- Task objective:
Leave out the pictures and copy each record below exactly.

- Records for this exercise:
▼▼▼
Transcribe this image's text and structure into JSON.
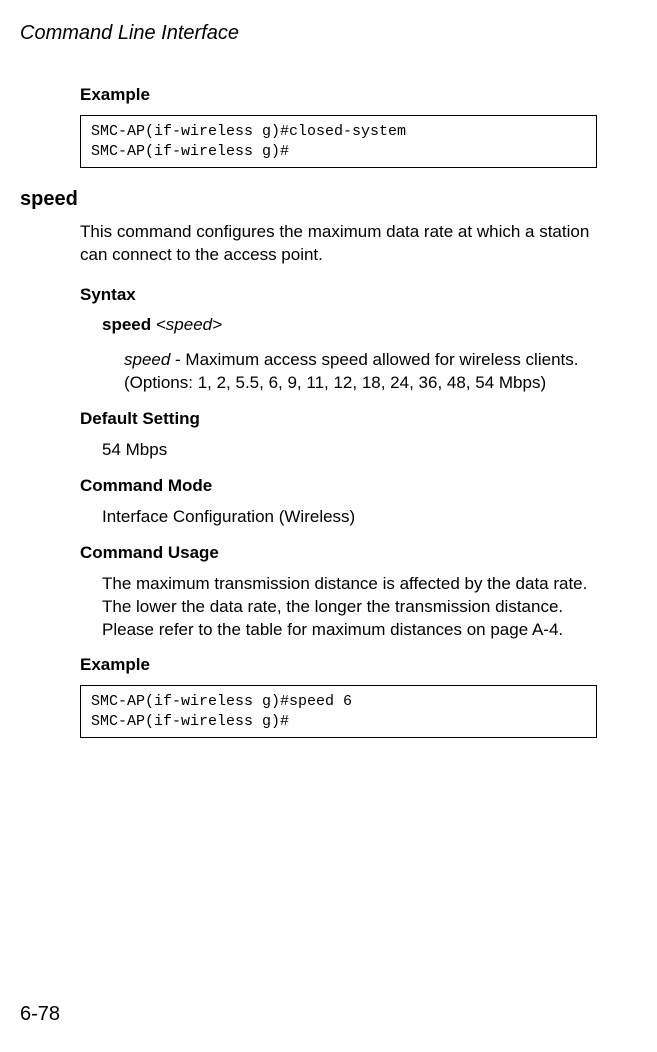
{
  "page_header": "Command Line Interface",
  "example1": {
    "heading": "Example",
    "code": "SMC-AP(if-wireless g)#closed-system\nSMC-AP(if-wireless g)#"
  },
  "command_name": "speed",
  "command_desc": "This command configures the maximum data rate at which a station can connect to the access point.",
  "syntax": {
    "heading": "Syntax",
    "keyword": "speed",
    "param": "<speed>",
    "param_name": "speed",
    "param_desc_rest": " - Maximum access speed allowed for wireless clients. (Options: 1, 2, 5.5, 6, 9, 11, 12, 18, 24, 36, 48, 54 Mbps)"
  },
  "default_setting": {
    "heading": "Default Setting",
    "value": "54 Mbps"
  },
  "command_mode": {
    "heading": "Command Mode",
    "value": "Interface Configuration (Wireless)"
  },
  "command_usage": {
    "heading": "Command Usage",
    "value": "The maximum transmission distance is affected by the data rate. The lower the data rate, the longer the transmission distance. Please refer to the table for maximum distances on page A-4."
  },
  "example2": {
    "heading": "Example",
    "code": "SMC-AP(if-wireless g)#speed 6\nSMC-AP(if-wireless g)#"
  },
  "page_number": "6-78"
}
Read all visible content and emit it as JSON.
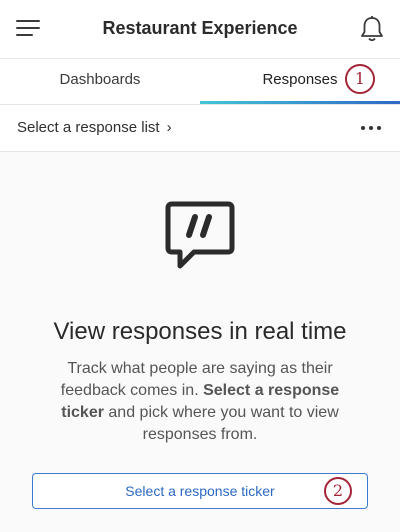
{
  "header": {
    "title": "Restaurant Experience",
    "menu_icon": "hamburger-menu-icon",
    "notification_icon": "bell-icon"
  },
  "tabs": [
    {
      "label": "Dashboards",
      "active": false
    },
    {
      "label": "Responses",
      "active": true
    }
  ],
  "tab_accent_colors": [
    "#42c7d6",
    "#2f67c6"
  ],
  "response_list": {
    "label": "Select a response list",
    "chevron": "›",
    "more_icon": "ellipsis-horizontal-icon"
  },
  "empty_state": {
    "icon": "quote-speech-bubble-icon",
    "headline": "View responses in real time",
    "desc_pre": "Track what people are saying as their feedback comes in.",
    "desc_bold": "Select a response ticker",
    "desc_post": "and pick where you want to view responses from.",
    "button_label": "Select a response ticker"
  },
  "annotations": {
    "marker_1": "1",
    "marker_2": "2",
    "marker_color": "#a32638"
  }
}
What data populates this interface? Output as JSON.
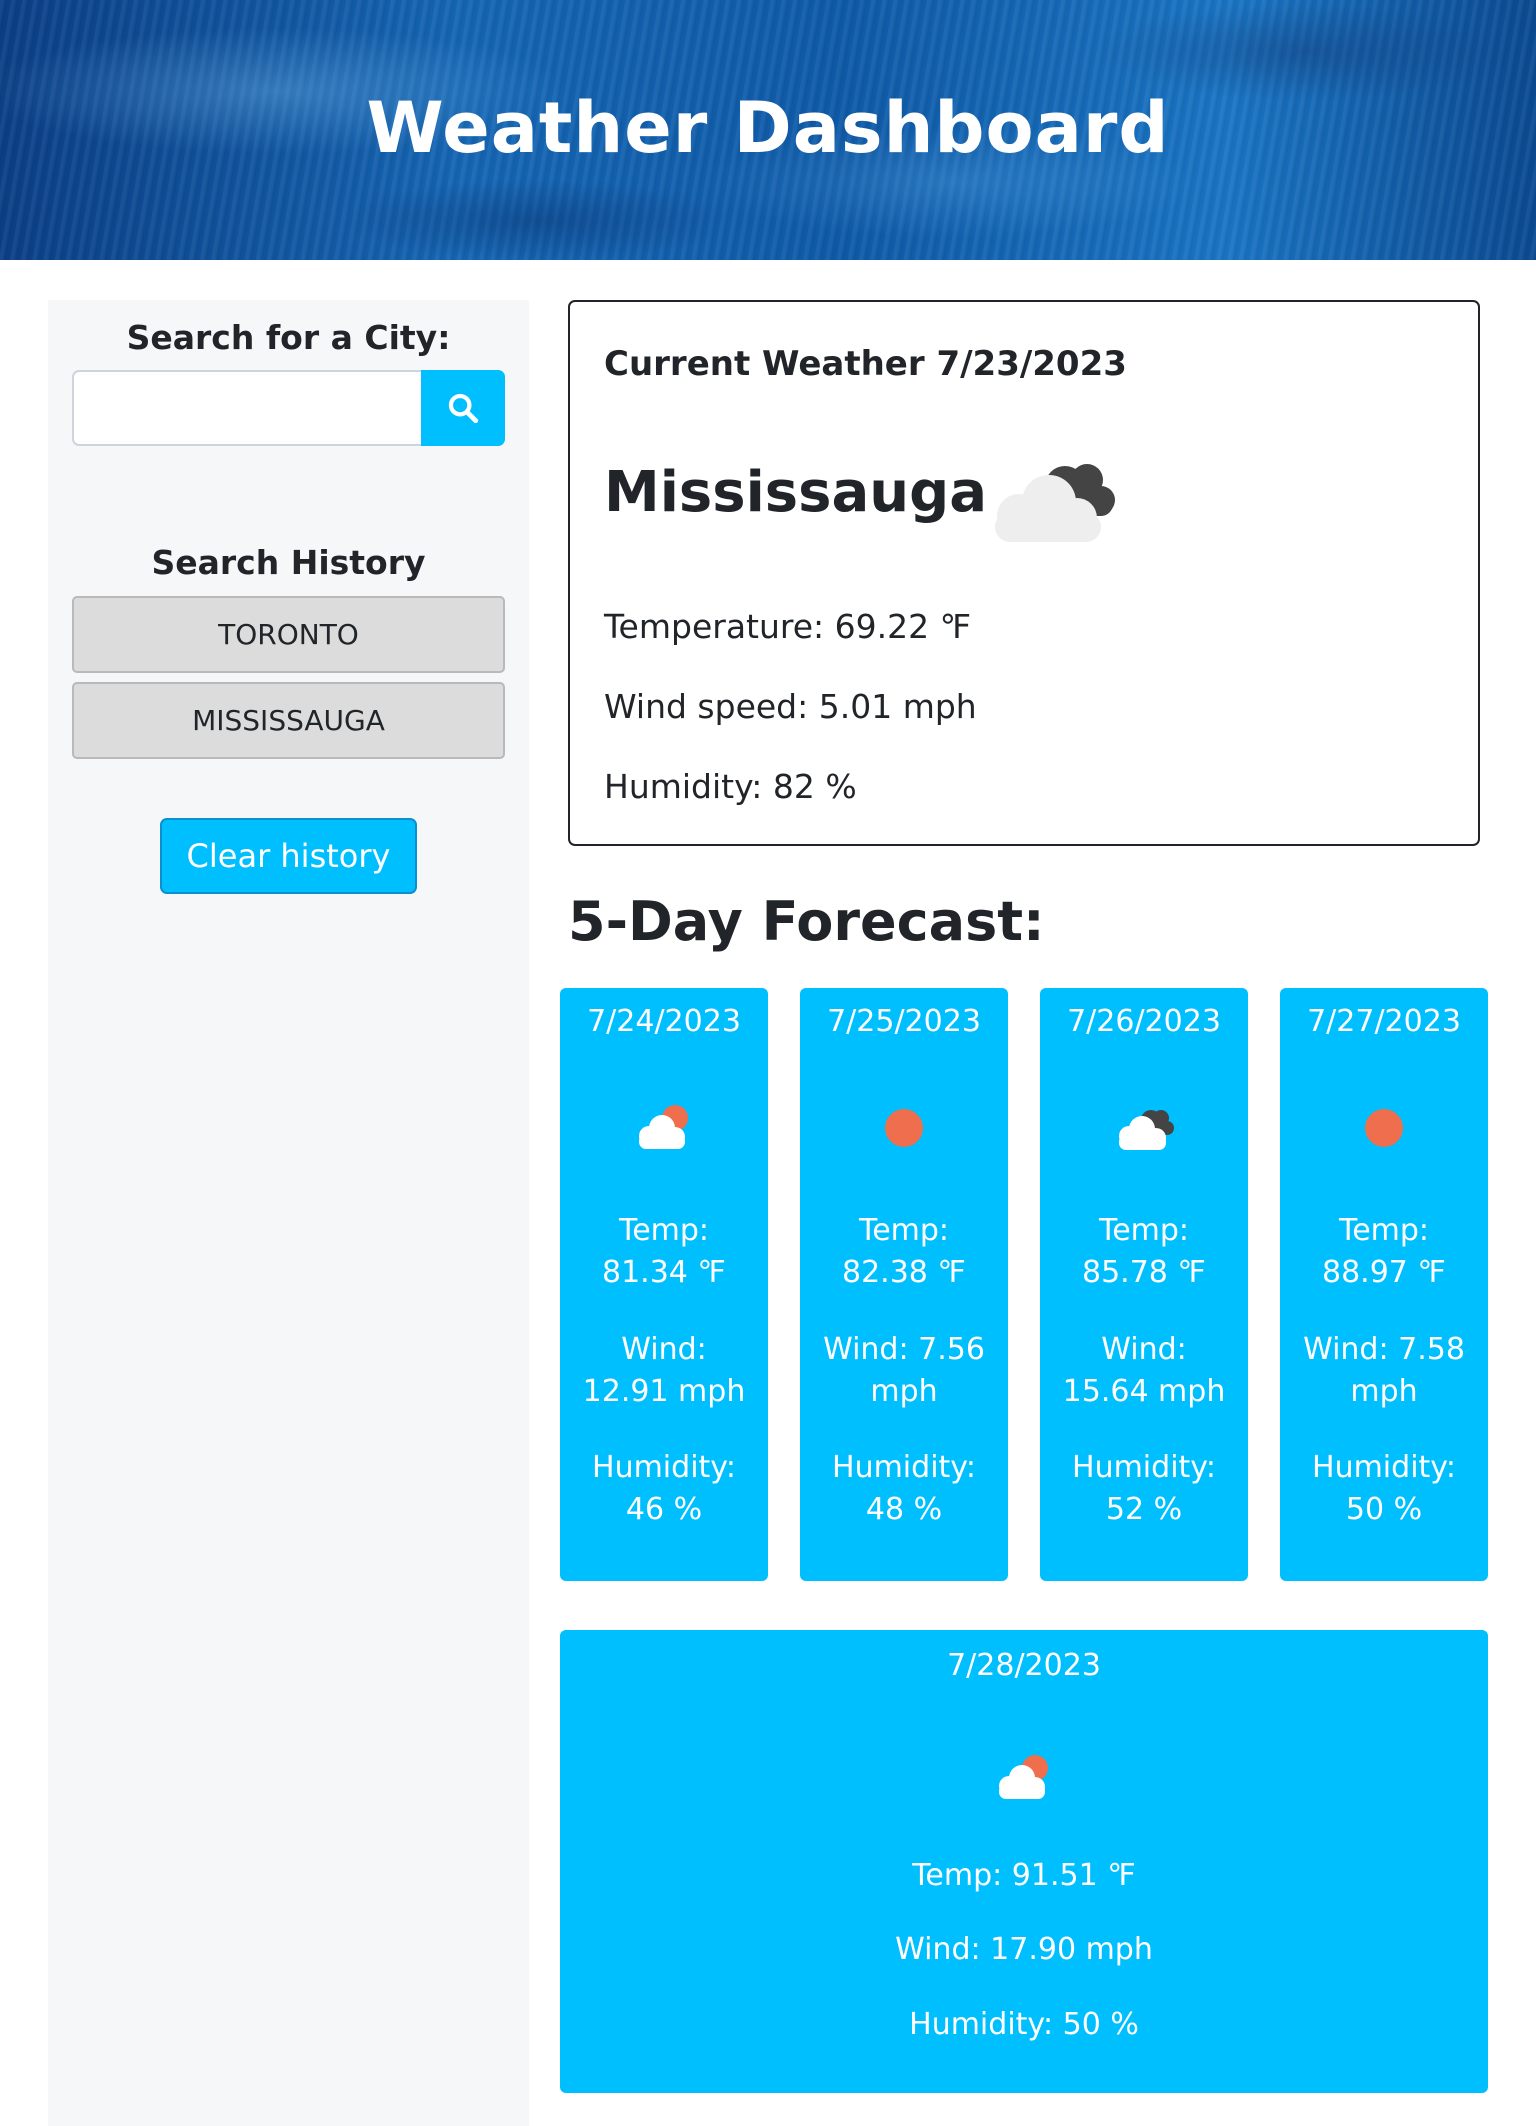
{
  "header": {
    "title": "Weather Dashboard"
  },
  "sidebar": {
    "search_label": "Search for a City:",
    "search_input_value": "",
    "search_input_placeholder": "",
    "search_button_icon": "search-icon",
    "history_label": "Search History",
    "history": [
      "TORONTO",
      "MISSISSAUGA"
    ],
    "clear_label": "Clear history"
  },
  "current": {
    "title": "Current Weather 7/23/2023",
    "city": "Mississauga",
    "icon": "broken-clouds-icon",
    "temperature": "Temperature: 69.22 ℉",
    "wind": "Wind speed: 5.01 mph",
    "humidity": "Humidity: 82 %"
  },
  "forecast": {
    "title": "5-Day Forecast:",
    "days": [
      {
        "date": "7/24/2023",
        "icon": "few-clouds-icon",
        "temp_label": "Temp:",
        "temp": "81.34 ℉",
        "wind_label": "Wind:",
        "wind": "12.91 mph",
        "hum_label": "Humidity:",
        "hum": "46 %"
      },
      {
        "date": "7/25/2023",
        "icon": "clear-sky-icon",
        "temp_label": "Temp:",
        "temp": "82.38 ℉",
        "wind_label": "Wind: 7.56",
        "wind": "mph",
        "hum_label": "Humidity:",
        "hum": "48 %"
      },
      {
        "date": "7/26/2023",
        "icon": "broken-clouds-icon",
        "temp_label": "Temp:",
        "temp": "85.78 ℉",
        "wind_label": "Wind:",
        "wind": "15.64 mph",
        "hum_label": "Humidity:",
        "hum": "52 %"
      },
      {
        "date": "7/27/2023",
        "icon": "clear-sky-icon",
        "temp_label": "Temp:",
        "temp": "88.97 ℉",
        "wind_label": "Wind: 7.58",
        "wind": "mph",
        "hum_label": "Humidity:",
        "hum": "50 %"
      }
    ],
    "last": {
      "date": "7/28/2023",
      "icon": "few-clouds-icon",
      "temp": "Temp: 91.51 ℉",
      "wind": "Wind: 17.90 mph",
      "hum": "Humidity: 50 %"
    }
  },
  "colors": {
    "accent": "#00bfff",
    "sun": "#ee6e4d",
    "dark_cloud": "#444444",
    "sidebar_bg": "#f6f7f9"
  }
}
▲▲▲
- Finished exercise:
Transcribe this image's text and structure into JSON.
{
  "page_header": "Command Line Interface",
  "example1": {
    "heading": "Example",
    "code": "SMC-AP(if-wireless g)#closed-system\nSMC-AP(if-wireless g)#"
  },
  "command_name": "speed",
  "command_desc": "This command configures the maximum data rate at which a station can connect to the access point.",
  "syntax": {
    "heading": "Syntax",
    "keyword": "speed",
    "param": "<speed>",
    "param_name": "speed",
    "param_desc_rest": " - Maximum access speed allowed for wireless clients. (Options: 1, 2, 5.5, 6, 9, 11, 12, 18, 24, 36, 48, 54 Mbps)"
  },
  "default_setting": {
    "heading": "Default Setting",
    "value": "54 Mbps"
  },
  "command_mode": {
    "heading": "Command Mode",
    "value": "Interface Configuration (Wireless)"
  },
  "command_usage": {
    "heading": "Command Usage",
    "value": "The maximum transmission distance is affected by the data rate. The lower the data rate, the longer the transmission distance. Please refer to the table for maximum distances on page A-4."
  },
  "example2": {
    "heading": "Example",
    "code": "SMC-AP(if-wireless g)#speed 6\nSMC-AP(if-wireless g)#"
  },
  "page_number": "6-78"
}
Read all visible content and emit it as JSON.
{
  "header": {
    "title": "Restaurant Experience",
    "menu_icon": "hamburger-menu-icon",
    "notification_icon": "bell-icon"
  },
  "tabs": [
    {
      "label": "Dashboards",
      "active": false
    },
    {
      "label": "Responses",
      "active": true
    }
  ],
  "tab_accent_colors": [
    "#42c7d6",
    "#2f67c6"
  ],
  "response_list": {
    "label": "Select a response list",
    "chevron": "›",
    "more_icon": "ellipsis-horizontal-icon"
  },
  "empty_state": {
    "icon": "quote-speech-bubble-icon",
    "headline": "View responses in real time",
    "desc_pre": "Track what people are saying as their feedback comes in.",
    "desc_bold": "Select a response ticker",
    "desc_post": "and pick where you want to view responses from.",
    "button_label": "Select a response ticker"
  },
  "annotations": {
    "marker_1": "1",
    "marker_2": "2",
    "marker_color": "#a32638"
  }
}
What data populates this interface? Output as JSON.
{
  "header": {
    "title": "Weather Dashboard"
  },
  "sidebar": {
    "search_label": "Search for a City:",
    "search_input_value": "",
    "search_input_placeholder": "",
    "search_button_icon": "search-icon",
    "history_label": "Search History",
    "history": [
      "TORONTO",
      "MISSISSAUGA"
    ],
    "clear_label": "Clear history"
  },
  "current": {
    "title": "Current Weather 7/23/2023",
    "city": "Mississauga",
    "icon": "broken-clouds-icon",
    "temperature": "Temperature: 69.22 ℉",
    "wind": "Wind speed: 5.01 mph",
    "humidity": "Humidity: 82 %"
  },
  "forecast": {
    "title": "5-Day Forecast:",
    "days": [
      {
        "date": "7/24/2023",
        "icon": "few-clouds-icon",
        "temp_label": "Temp:",
        "temp": "81.34 ℉",
        "wind_label": "Wind:",
        "wind": "12.91 mph",
        "hum_label": "Humidity:",
        "hum": "46 %"
      },
      {
        "date": "7/25/2023",
        "icon": "clear-sky-icon",
        "temp_label": "Temp:",
        "temp": "82.38 ℉",
        "wind_label": "Wind: 7.56",
        "wind": "mph",
        "hum_label": "Humidity:",
        "hum": "48 %"
      },
      {
        "date": "7/26/2023",
        "icon": "broken-clouds-icon",
        "temp_label": "Temp:",
        "temp": "85.78 ℉",
        "wind_label": "Wind:",
        "wind": "15.64 mph",
        "hum_label": "Humidity:",
        "hum": "52 %"
      },
      {
        "date": "7/27/2023",
        "icon": "clear-sky-icon",
        "temp_label": "Temp:",
        "temp": "88.97 ℉",
        "wind_label": "Wind: 7.58",
        "wind": "mph",
        "hum_label": "Humidity:",
        "hum": "50 %"
      }
    ],
    "last": {
      "date": "7/28/2023",
      "icon": "few-clouds-icon",
      "temp": "Temp: 91.51 ℉",
      "wind": "Wind: 17.90 mph",
      "hum": "Humidity: 50 %"
    }
  },
  "colors": {
    "accent": "#00bfff",
    "sun": "#ee6e4d",
    "dark_cloud": "#444444",
    "sidebar_bg": "#f6f7f9"
  }
}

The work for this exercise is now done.